**Written instruction**.
Identify the lines that contain the string "category", then copy each of them.

== Input data

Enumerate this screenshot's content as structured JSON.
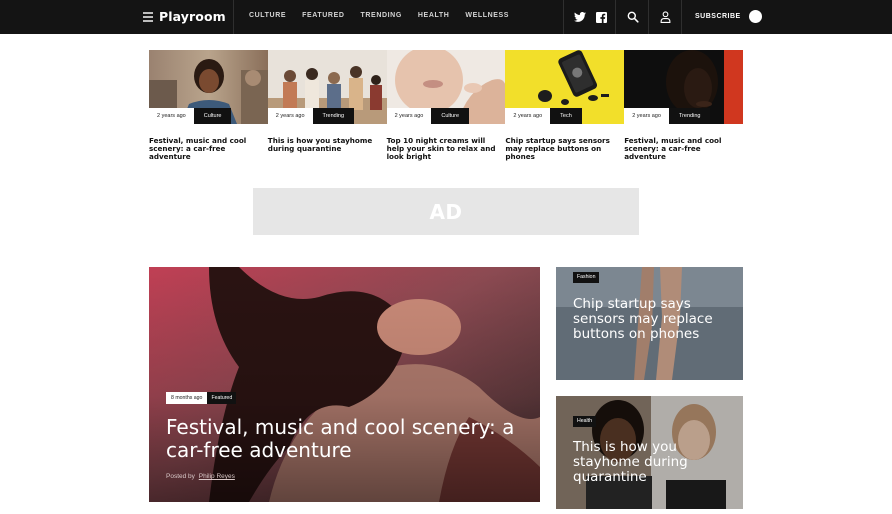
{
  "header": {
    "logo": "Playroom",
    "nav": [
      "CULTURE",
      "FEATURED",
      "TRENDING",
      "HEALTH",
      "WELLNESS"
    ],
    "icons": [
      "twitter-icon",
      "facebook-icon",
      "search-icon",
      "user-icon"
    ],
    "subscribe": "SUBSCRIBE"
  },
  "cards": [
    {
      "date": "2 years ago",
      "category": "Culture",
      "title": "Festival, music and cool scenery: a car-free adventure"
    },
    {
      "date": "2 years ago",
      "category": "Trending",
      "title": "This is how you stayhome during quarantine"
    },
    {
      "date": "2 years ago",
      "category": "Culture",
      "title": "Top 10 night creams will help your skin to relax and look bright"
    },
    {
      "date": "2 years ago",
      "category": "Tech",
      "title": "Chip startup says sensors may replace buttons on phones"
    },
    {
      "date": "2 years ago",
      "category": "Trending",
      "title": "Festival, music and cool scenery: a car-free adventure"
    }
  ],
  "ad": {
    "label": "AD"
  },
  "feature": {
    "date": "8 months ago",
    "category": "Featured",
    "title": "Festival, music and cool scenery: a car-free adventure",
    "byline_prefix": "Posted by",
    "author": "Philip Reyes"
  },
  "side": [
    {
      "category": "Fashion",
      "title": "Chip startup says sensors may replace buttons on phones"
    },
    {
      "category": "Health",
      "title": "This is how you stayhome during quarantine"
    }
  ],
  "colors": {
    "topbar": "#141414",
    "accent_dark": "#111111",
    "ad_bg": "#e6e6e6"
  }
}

====
== Input data

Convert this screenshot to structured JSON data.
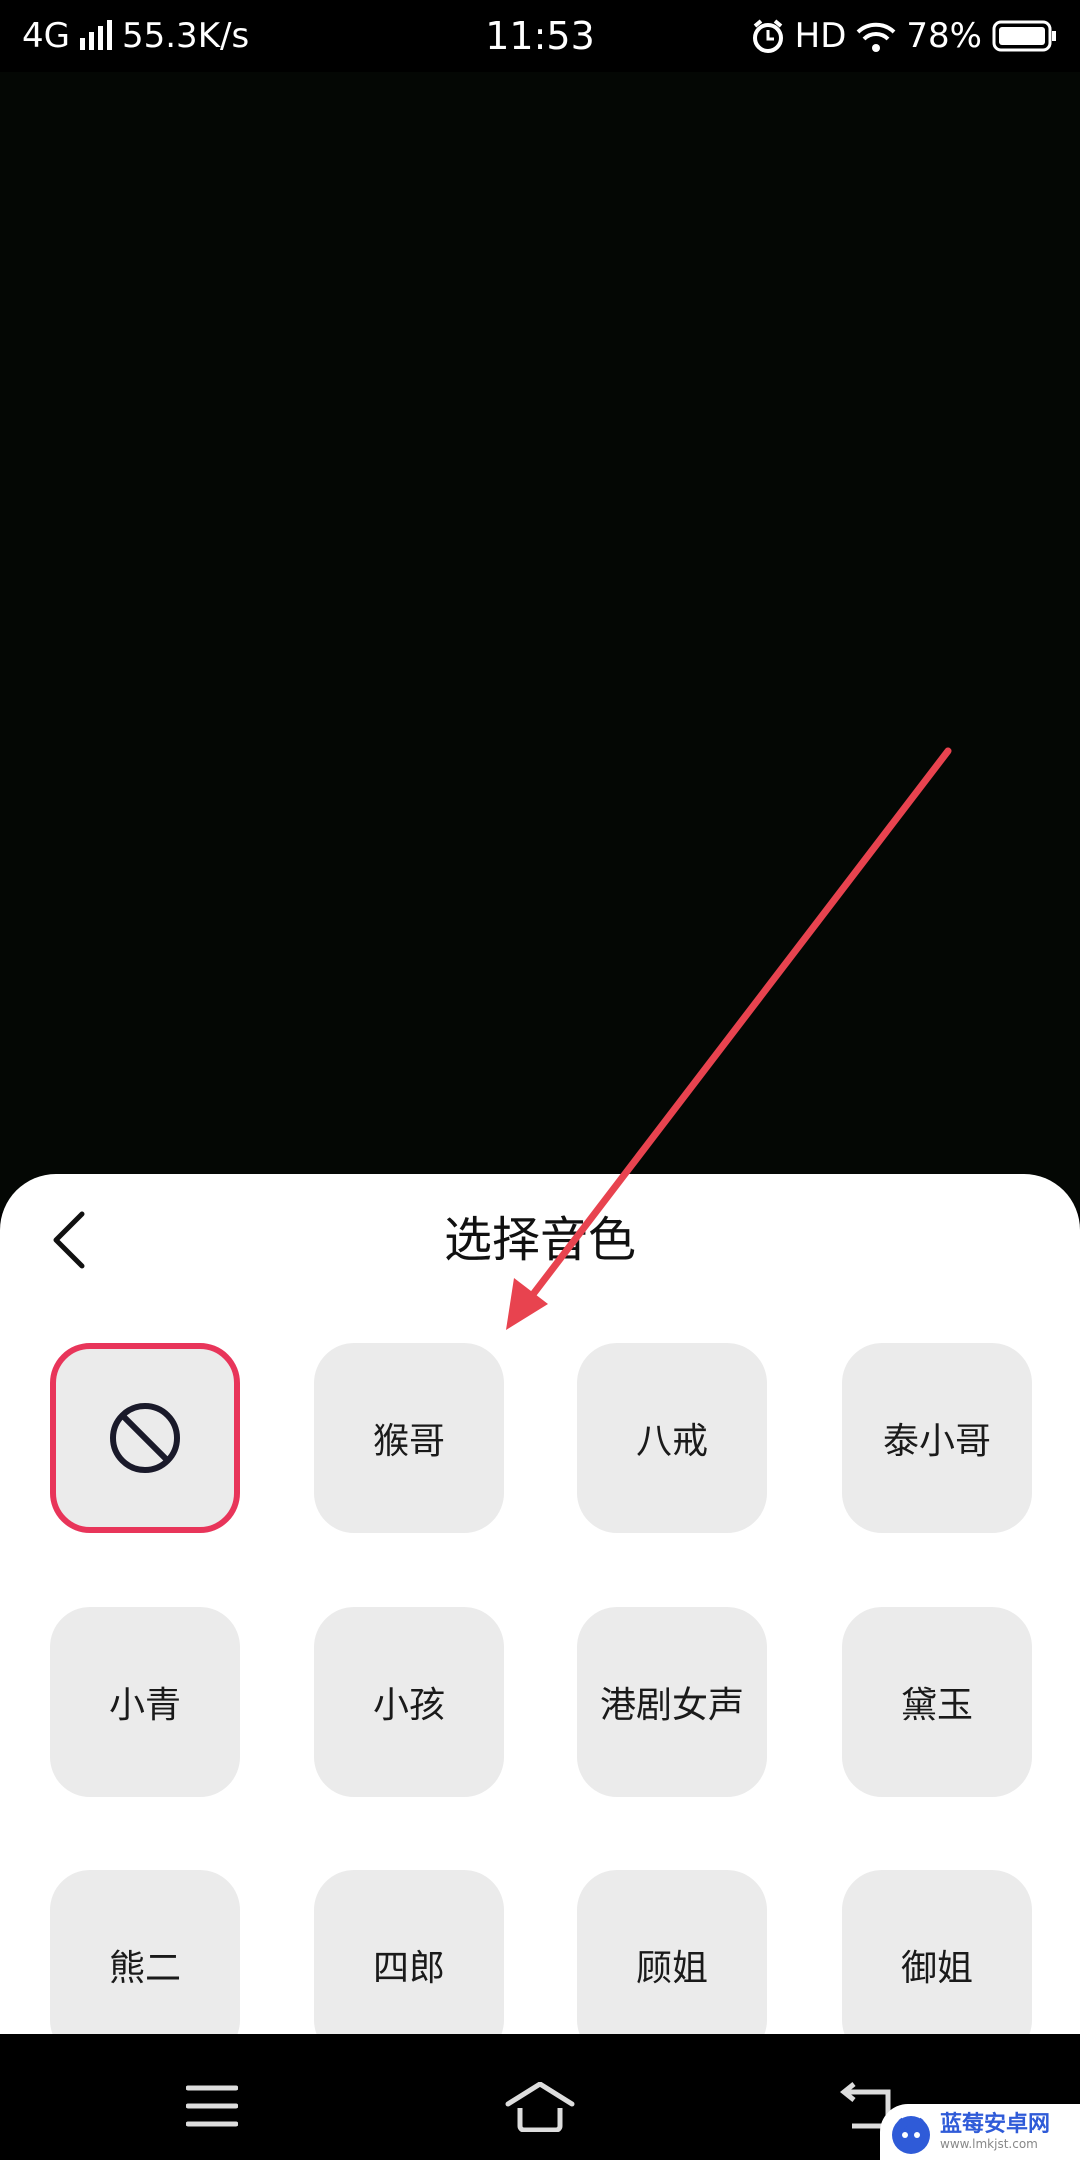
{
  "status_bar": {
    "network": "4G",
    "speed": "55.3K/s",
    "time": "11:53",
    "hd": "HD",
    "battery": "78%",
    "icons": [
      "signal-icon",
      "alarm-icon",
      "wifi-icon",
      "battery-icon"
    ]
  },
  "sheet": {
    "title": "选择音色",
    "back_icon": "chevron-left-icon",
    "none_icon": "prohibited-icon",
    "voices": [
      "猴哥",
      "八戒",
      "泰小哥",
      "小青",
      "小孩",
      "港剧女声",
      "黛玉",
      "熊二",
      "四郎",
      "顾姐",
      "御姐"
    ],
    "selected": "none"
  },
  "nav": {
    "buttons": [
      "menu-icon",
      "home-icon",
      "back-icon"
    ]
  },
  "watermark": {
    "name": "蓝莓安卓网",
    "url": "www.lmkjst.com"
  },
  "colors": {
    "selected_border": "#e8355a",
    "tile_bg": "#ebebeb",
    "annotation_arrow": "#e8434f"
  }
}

====

**Response to the exercise**.
      "category": "Culture",
      "category": "Trending",
      "category": "Culture",
      "category": "Tech",
      "category": "Trending",
    "category": "Featured",
      "category": "Fashion",
      "category": "Health",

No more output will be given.